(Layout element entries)
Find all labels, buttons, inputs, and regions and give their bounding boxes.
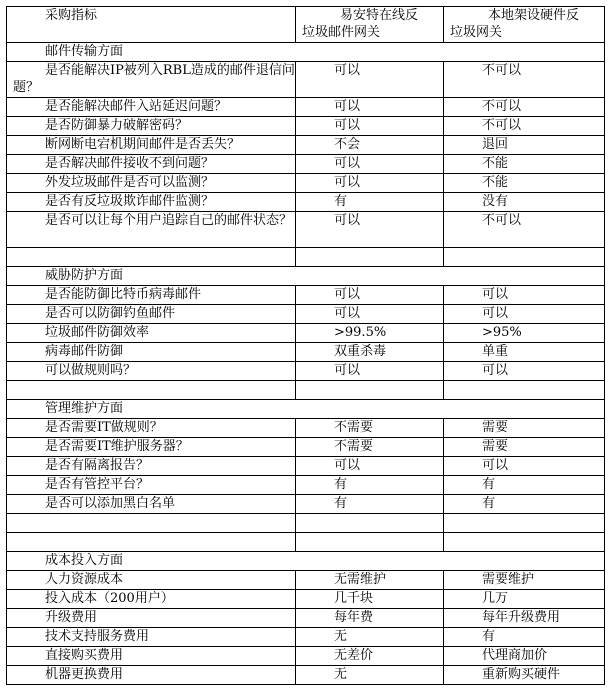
blank-cell [296,533,444,552]
row-online-gateway-value: 可以 [296,362,444,381]
blank-cell [7,381,296,400]
table-row [7,193,605,212]
row-indicator-label: 直接购买费用 [7,647,296,666]
row-online-gateway-value: 有 [296,476,444,495]
row-indicator-label: 人力资源成本 [7,571,296,590]
row-indicator-label: 断网断电宕机期间邮件是否丢失？ [7,136,296,155]
row-local-gateway-value: 不可以 [444,117,605,136]
section-title: 成本投入方面 [7,552,296,571]
section-title-empty-cell [296,43,605,62]
row-online-gateway-value: 可以 [296,457,444,476]
section-title-empty-cell [296,400,605,419]
blank-cell [296,514,444,533]
row-local-gateway-value: 不可以 [444,212,605,248]
section-title: 邮件传输方面 [7,43,296,62]
row-local-gateway-value: 可以 [444,305,605,324]
table-row [7,305,605,324]
row-local-gateway-value: 可以 [444,286,605,305]
row-online-gateway-value: 不需要 [296,419,444,438]
row-indicator-label: 技术支持服务费用 [7,628,296,647]
table-row [7,628,605,647]
table-row [7,212,605,248]
row-online-gateway-value: 可以 [296,155,444,174]
blank-row [7,533,605,552]
header-online-gateway-line2: 垃圾邮件网关 [302,25,381,40]
header-local-gateway-line2: 垃圾网关 [450,25,503,40]
blank-cell [444,514,605,533]
header-indicator: 采购指标 [7,7,296,43]
row-indicator-label: 病毒邮件防御 [7,343,296,362]
blank-row [7,248,605,267]
row-indicator-label: 是否能解决IP被列入RBL造成的邮件退信问题？ [7,62,296,98]
row-indicator-label: 升级费用 [7,609,296,628]
blank-cell [296,381,444,400]
blank-cell [444,248,605,267]
row-local-gateway-value: 需要 [444,419,605,438]
row-online-gateway-value: 可以 [296,62,444,98]
blank-cell [444,533,605,552]
row-local-gateway-value: 可以 [444,362,605,381]
row-online-gateway-value: 有 [296,495,444,514]
row-local-gateway-value: 没有 [444,193,605,212]
header-row [7,7,605,43]
row-online-gateway-value: 可以 [296,212,444,248]
row-indicator-label: 是否需要IT维护服务器？ [7,438,296,457]
section-title: 管理维护方面 [7,400,296,419]
section-title-empty-cell [296,267,605,286]
blank-cell [444,381,605,400]
row-indicator-label: 是否有反垃圾欺诈邮件监测？ [7,193,296,212]
row-online-gateway-value: 无需维护 [296,571,444,590]
row-online-gateway-value: 可以 [296,286,444,305]
row-local-gateway-value: 不能 [444,155,605,174]
row-indicator-label: 是否可以防御钓鱼邮件 [7,305,296,324]
table-row [7,343,605,362]
row-indicator-label: 垃圾邮件防御效率 [7,324,296,343]
table-row [7,438,605,457]
table-row [7,666,605,685]
row-indicator-label: 是否能解决邮件入站延迟问题？ [7,98,296,117]
row-online-gateway-value: 可以 [296,305,444,324]
row-online-gateway-value: 无 [296,666,444,685]
section-header-row [7,43,605,62]
row-local-gateway-value: 单重 [444,343,605,362]
row-online-gateway-value: 无 [296,628,444,647]
table-row [7,495,605,514]
row-online-gateway-value: 不会 [296,136,444,155]
row-online-gateway-value: >99.5% [296,324,444,343]
row-online-gateway-value: 无差价 [296,647,444,666]
row-online-gateway-value: 可以 [296,98,444,117]
row-online-gateway-value: 可以 [296,174,444,193]
row-indicator-label: 是否能防御比特币病毒邮件 [7,286,296,305]
blank-cell [7,248,296,267]
table-row [7,571,605,590]
table-row [7,98,605,117]
row-local-gateway-value: 需要维护 [444,571,605,590]
table-row [7,476,605,495]
row-online-gateway-value: 每年费 [296,609,444,628]
row-local-gateway-value: 不能 [444,174,605,193]
row-indicator-label: 机器更换费用 [7,666,296,685]
table-row [7,609,605,628]
table-row [7,324,605,343]
table-row [7,136,605,155]
row-local-gateway-value: 重新购买硬件 [444,666,605,685]
row-local-gateway-value: 几万 [444,590,605,609]
row-local-gateway-value: 有 [444,628,605,647]
section-header-row [7,267,605,286]
row-indicator-label: 外发垃圾邮件是否可以监测？ [7,174,296,193]
row-indicator-label: 是否有隔离报告？ [7,457,296,476]
header-online-gateway [296,7,444,43]
row-indicator-label: 是否解决邮件接收不到问题？ [7,155,296,174]
table-body [7,7,605,685]
section-title-empty-cell [296,552,605,571]
row-local-gateway-value: 代理商加价 [444,647,605,666]
blank-cell [7,514,296,533]
section-title: 威胁防护方面 [7,267,296,286]
row-indicator-label: 投入成本（200用户） [7,590,296,609]
row-indicator-label: 可以做规则吗？ [7,362,296,381]
row-local-gateway-value: 有 [444,476,605,495]
table-row [7,62,605,98]
row-local-gateway-value: 不可以 [444,62,605,98]
header-online-gateway-line1: 易安特在线反 [340,8,419,23]
blank-cell [296,248,444,267]
table-row [7,286,605,305]
row-indicator-label: 是否可以让每个用户追踪自己的邮件状态？ [7,212,296,248]
row-online-gateway-value: 可以 [296,117,444,136]
table-row [7,647,605,666]
section-header-row [7,400,605,419]
table-row [7,117,605,136]
header-local-gateway [444,7,605,43]
row-indicator-label: 是否防御暴力破解密码？ [7,117,296,136]
header-local-gateway-line1: 本地架设硬件反 [488,8,580,23]
row-local-gateway-value: 不可以 [444,98,605,117]
row-indicator-label: 是否有管控平台？ [7,476,296,495]
blank-row [7,381,605,400]
table-row [7,155,605,174]
table-row [7,174,605,193]
row-local-gateway-value: 退回 [444,136,605,155]
row-local-gateway-value: 每年升级费用 [444,609,605,628]
row-indicator-label: 是否需要IT做规则？ [7,419,296,438]
row-online-gateway-value: 几千块 [296,590,444,609]
procurement-comparison-table [6,6,605,685]
row-online-gateway-value: 有 [296,193,444,212]
table-row [7,457,605,476]
row-local-gateway-value: 需要 [444,438,605,457]
table-row [7,419,605,438]
row-indicator-label: 是否可以添加黑白名单 [7,495,296,514]
row-local-gateway-value: 有 [444,495,605,514]
row-local-gateway-value: 可以 [444,457,605,476]
blank-row [7,514,605,533]
row-online-gateway-value: 双重杀毒 [296,343,444,362]
section-header-row [7,552,605,571]
blank-cell [7,533,296,552]
table-row [7,590,605,609]
row-local-gateway-value: >95% [444,324,605,343]
table-row [7,362,605,381]
row-online-gateway-value: 不需要 [296,438,444,457]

_The problem_
Output every line of the rows above as a Markdown table with the columns n and Line, skipping blank lines and leaving out the picture lines.

_Task result_
| n | Line |
|---|---|
| 1 | Find all labels, buttons, inputs, and regions and give their bounding boxes. |
| 2 | blank-cell [296,533,444,552] |
| 3 | row-online-gateway-value: 可以 [296,362,444,381] |
| 4 | blank-cell [7,381,296,400] |
| 5 | table-row [7,193,605,212] |
| 6 | row-indicator-label: 直接购买费用 [7,647,296,666] |
| 7 | row-online-gateway-value: 有 [296,476,444,495] |
| 8 | row-indicator-label: 人力资源成本 [7,571,296,590] |
| 9 | row-indicator-label: 断网断电宕机期间邮件是否丢失？ [7,136,296,155] |
| 10 | row-local-gateway-value: 不可以 [444,117,605,136] |
| 11 | section-title: 成本投入方面 [7,552,296,571] |
| 12 | section-title-empty-cell [296,43,605,62] |
| 13 | row-online-gateway-value: 可以 [296,457,444,476] |
| 14 | section-title-empty-cell [296,400,605,419] |
| 15 | blank-cell [296,514,444,533] |
| 16 | row-local-gateway-value: 不可以 [444,212,605,248] |
| 17 | section-title: 邮件传输方面 [7,43,296,62] |
| 18 | row-local-gateway-value: 可以 [444,305,605,324] |
| 19 | table-row [7,305,605,324] |
| 20 | row-local-gateway-value: 可以 [444,286,605,305] |
| 21 | row-online-gateway-value: 不需要 [296,419,444,438] |
| 22 | row-indicator-label: 技术支持服务费用 [7,628,296,647] |
| 23 | table-row [7,628,605,647] |
| 24 | table-row [7,212,605,248] |
| 25 | row-online-gateway-value: 可以 [296,155,444,174] |
| 26 | blank-row [7,533,605,552] |
| 27 | header-online-gateway-line2: 垃圾邮件网关 [302,25,381,40] |
| 28 | header-local-gateway-line2: 垃圾网关 [450,25,503,40] |
| 29 | blank-cell [444,514,605,533] |
| 30 | header-indicator: 采购指标 [7,7,296,43] |
| 31 | row-indicator-label: 病毒邮件防御 [7,343,296,362] |
| 32 | blank-row [7,248,605,267] |
| 33 | row-indicator-label: 是否能解决IP被列入RBL造成的邮件退信问题？ [7,62,296,98] |
| 34 | row-indicator-label: 升级费用 [7,609,296,628] |
| 35 | blank-cell [296,381,444,400] |
| 36 | blank-cell [444,248,605,267] |
| 37 | row-local-gateway-value: 需要 [444,419,605,438] |
| 38 | row-online-gateway-value: 可以 [296,62,444,98] |
| 39 | blank-cell [444,533,605,552] |
| 40 | row-local-gateway-value: 可以 [444,362,605,381] |
| 41 | row-online-gateway-value: 有 [296,495,444,514] |
| 42 | row-local-gateway-value: 没有 [444,193,605,212] |
| 43 | header-row [7,7,605,43] |
| 44 | row-online-gateway-value: 可以 [296,212,444,248] |
| 45 | row-indicator-label: 是否需要IT维护服务器？ [7,438,296,457] |
| 46 | section-title: 管理维护方面 [7,400,296,419] |
| 47 | section-title-empty-cell [296,267,605,286] |
| 48 | blank-cell [444,381,605,400] |
| 49 | row-indicator-label: 是否有反垃圾欺诈邮件监测？ [7,193,296,212] |
| 50 | row-online-gateway-value: 无需维护 [296,571,444,590] |
| 51 | row-online-gateway-value: 可以 [296,286,444,305] |
| 52 | row-local-gateway-value: 不能 [444,155,605,174] |
| 53 | row-indicator-label: 是否可以防御钓鱼邮件 [7,305,296,324] |
| 54 | table-row [7,343,605,362] |
| 55 | row-indicator-label: 垃圾邮件防御效率 [7,324,296,343] |
| 56 | table-row [7,438,605,457] |
| 57 | table-row [7,666,605,685] |
| 58 | row-indicator-label: 是否能解决邮件入站延迟问题？ [7,98,296,117] |
| 59 | row-online-gateway-value: 可以 [296,305,444,324] |
| 60 | row-online-gateway-value: 无 [296,666,444,685] |
| 61 | section-header-row [7,43,605,62] |
| 62 | row-local-gateway-value: 单重 [444,343,605,362] |
| 63 | row-online-gateway-value: 无 [296,628,444,647] |
| 64 | table-row [7,495,605,514] |
| 65 | row-online-gateway-value: 不会 [296,136,444,155] |
| 66 | row-online-gateway-value: >99.5% [296,324,444,343] |
| 67 | row-online-gateway-value: 无差价 [296,647,444,666] |
| 68 | row-online-gateway-value: 可以 [296,98,444,117] |
| 69 | row-online-gateway-value: 可以 [296,174,444,193] |
| 70 | row-indicator-label: 是否能防御比特币病毒邮件 [7,286,296,305] |
| 71 | blank-cell [7,248,296,267] |
| 72 | table-row [7,571,605,590] |
| 73 | table-row [7,98,605,117] |
| 74 | row-local-gateway-value: 需要维护 [444,571,605,590] |
| 75 | table-row [7,476,605,495] |
| 76 | row-online-gateway-value: 每年费 [296,609,444,628] |
| 77 | row-local-gateway-value: 不能 [444,174,605,193] |
| 78 | row-indicator-label: 机器更换费用 [7,666,296,685] |
| 79 | table-row [7,609,605,628] |
| 80 | table-row [7,324,605,343] |
| 81 | table-row [7,136,605,155] |
| 82 | row-local-gateway-value: 重新购买硬件 [444,666,605,685] |
| 83 | row-local-gateway-value: 几万 [444,590,605,609] |
| 84 | row-local-gateway-value: 有 [444,628,605,647] |
| 85 | section-header-row [7,267,605,286] |
| 86 | row-indicator-label: 外发垃圾邮件是否可以监测？ [7,174,296,193] |
| 87 | row-indicator-label: 是否有隔离报告？ [7,457,296,476] |
| 88 | header-online-gateway [296,7,444,43] |
| 89 | row-indicator-label: 是否解决邮件接收不到问题？ [7,155,296,174] |
| 90 | table-body [7,7,605,685] |
| 91 | section-title-empty-cell [296,552,605,571] |
| 92 | row-local-gateway-value: 代理商加价 [444,647,605,666] |
| 93 | blank-cell [7,514,296,533] |
| 94 | section-title: 威胁防护方面 [7,267,296,286] |
| 95 | row-indicator-label: 投入成本（200用户） [7,590,296,609] |
| 96 | row-indicator-label: 可以做规则吗？ [7,362,296,381] |
| 97 | row-local-gateway-value: 有 [444,476,605,495] |
| 98 | table-row [7,62,605,98] |
| 99 | row-local-gateway-value: 不可以 [444,62,605,98] |
| 100 | header-online-gateway-line1: 易安特在线反 [340,8,419,23] |
| 101 | blank-cell [296,248,444,267] |
| 102 | table-row [7,286,605,305] |
| 103 | row-indicator-label: 是否可以让每个用户追踪自己的邮件状态？ [7,212,296,248] |
| 104 | row-online-gateway-value: 可以 [296,117,444,136] |
| 105 | table-row [7,647,605,666] |
| 106 | section-header-row [7,400,605,419] |
| 107 | table-row [7,117,605,136] |
| 108 | header-local-gateway [444,7,605,43] |
| 109 | row-indicator-label: 是否防御暴力破解密码？ [7,117,296,136] |
| 110 | header-local-gateway-line1: 本地架设硬件反 [488,8,580,23] |
| 111 | row-local-gateway-value: 不可以 [444,98,605,117] |
| 112 | row-indicator-label: 是否有管控平台？ [7,476,296,495] |
| 113 | blank-row [7,381,605,400] |
| 114 | table-row [7,155,605,174] |
| 115 | table-row [7,174,605,193] |
| 116 | row-local-gateway-value: 退回 [444,136,605,155] |
| 117 | row-local-gateway-value: 每年升级费用 [444,609,605,628] |
| 118 | row-indicator-label: 是否需要IT做规则？ [7,419,296,438] |
| 119 | row-online-gateway-value: 几千块 [296,590,444,609] |
| 120 | procurement-comparison-table [6,6,605,685] |
| 121 | row-online-gateway-value: 有 [296,193,444,212] |
| 122 | table-row [7,457,605,476] |
| 123 | row-local-gateway-value: 需要 [444,438,605,457] |
| 124 | table-row [7,419,605,438] |
| 125 | row-indicator-label: 是否可以添加黑白名单 [7,495,296,514] |
| 126 | row-local-gateway-value: 有 [444,495,605,514] |
| 127 | row-local-gateway-value: 可以 [444,457,605,476] |
| 128 | blank-row [7,514,605,533] |
| 129 | row-online-gateway-value: 双重杀毒 [296,343,444,362] |
| 130 | section-header-row [7,552,605,571] |
| 131 | blank-cell [7,533,296,552] |
| 132 | table-row [7,590,605,609] |
| 133 | row-local-gateway-value: >95% [444,324,605,343] |
| 134 | table-row [7,362,605,381] |
| 135 | row-online-gateway-value: 不需要 [296,438,444,457] |